▸ Aim of the exercise:
Copy out, line for line and unchanged, the stretch of the records below from their start through the line containing "1368, 1123, 1514]".

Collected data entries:

--- begin ---

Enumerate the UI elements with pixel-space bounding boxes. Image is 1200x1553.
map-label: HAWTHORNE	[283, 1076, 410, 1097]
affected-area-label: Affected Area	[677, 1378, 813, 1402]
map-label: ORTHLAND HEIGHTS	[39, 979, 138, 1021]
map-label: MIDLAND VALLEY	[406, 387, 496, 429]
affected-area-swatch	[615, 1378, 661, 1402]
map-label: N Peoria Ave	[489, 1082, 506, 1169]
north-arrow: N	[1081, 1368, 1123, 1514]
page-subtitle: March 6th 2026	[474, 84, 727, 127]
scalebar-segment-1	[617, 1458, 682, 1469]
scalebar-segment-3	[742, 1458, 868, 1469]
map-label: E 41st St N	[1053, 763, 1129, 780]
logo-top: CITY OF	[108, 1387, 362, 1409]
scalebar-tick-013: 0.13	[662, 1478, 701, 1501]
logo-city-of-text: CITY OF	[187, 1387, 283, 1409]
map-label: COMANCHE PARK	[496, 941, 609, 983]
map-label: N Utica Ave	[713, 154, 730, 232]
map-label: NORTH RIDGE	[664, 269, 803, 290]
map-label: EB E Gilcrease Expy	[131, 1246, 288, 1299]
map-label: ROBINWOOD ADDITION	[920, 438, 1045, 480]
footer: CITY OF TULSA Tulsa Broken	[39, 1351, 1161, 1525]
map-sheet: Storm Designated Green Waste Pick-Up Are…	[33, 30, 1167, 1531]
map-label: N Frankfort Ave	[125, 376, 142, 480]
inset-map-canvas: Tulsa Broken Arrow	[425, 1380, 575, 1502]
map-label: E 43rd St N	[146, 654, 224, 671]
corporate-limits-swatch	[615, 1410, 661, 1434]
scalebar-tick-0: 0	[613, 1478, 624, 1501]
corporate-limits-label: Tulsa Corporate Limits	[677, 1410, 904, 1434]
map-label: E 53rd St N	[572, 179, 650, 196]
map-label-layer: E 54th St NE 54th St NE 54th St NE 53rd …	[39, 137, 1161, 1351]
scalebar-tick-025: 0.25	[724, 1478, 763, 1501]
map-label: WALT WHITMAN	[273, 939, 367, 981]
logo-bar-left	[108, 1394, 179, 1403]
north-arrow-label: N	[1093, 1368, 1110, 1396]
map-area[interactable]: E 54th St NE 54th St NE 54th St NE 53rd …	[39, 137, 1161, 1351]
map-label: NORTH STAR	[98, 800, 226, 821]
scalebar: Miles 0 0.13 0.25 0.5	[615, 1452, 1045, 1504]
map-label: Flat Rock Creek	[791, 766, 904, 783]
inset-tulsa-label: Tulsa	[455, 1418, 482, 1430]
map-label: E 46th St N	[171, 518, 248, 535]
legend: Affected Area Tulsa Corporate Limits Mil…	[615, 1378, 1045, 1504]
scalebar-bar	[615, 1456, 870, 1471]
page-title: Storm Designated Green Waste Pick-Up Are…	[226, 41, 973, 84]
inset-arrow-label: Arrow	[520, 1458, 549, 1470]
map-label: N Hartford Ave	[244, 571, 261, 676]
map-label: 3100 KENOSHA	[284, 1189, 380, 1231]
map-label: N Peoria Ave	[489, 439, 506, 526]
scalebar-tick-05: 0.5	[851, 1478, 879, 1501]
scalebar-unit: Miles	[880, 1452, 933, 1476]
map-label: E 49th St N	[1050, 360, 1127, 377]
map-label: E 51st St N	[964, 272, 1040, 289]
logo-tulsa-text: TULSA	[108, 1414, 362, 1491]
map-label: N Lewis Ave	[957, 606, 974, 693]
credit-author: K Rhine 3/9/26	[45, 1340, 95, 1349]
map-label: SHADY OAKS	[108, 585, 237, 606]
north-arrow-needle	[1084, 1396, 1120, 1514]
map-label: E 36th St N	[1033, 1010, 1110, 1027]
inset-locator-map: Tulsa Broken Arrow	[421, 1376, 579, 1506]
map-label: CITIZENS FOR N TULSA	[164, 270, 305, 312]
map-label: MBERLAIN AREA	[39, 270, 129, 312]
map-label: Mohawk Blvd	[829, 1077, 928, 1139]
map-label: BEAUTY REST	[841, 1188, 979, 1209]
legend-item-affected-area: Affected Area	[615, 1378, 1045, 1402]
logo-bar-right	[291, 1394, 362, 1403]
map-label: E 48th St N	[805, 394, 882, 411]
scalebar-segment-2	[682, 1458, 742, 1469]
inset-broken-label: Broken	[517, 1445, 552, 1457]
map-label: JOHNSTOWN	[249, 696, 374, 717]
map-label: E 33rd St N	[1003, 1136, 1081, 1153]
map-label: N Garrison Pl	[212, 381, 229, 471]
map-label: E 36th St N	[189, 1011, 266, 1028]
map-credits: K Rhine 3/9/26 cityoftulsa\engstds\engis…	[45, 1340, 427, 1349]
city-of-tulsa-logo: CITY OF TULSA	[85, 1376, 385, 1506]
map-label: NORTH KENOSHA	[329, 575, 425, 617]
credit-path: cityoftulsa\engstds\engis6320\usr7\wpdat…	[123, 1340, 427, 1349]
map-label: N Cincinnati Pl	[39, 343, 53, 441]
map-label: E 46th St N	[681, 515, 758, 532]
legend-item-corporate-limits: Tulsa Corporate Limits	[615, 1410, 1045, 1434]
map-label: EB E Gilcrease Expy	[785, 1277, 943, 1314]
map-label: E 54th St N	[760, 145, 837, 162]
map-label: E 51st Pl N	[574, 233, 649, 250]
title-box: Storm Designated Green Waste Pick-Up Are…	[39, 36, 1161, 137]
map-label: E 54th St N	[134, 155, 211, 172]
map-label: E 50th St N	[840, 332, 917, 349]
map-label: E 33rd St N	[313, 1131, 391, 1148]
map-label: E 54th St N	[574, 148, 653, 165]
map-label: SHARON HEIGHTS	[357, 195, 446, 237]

--- end ---

▸ Solution to this problem:
Enumerate the UI elements with pixel-space bounding boxes. Image is 1200x1553.
map-label: HAWTHORNE	[283, 1076, 410, 1097]
affected-area-label: Affected Area	[677, 1378, 813, 1402]
map-label: ORTHLAND HEIGHTS	[39, 979, 138, 1021]
map-label: MIDLAND VALLEY	[406, 387, 496, 429]
affected-area-swatch	[615, 1378, 661, 1402]
map-label: N Peoria Ave	[489, 1082, 506, 1169]
north-arrow: N	[1081, 1368, 1123, 1514]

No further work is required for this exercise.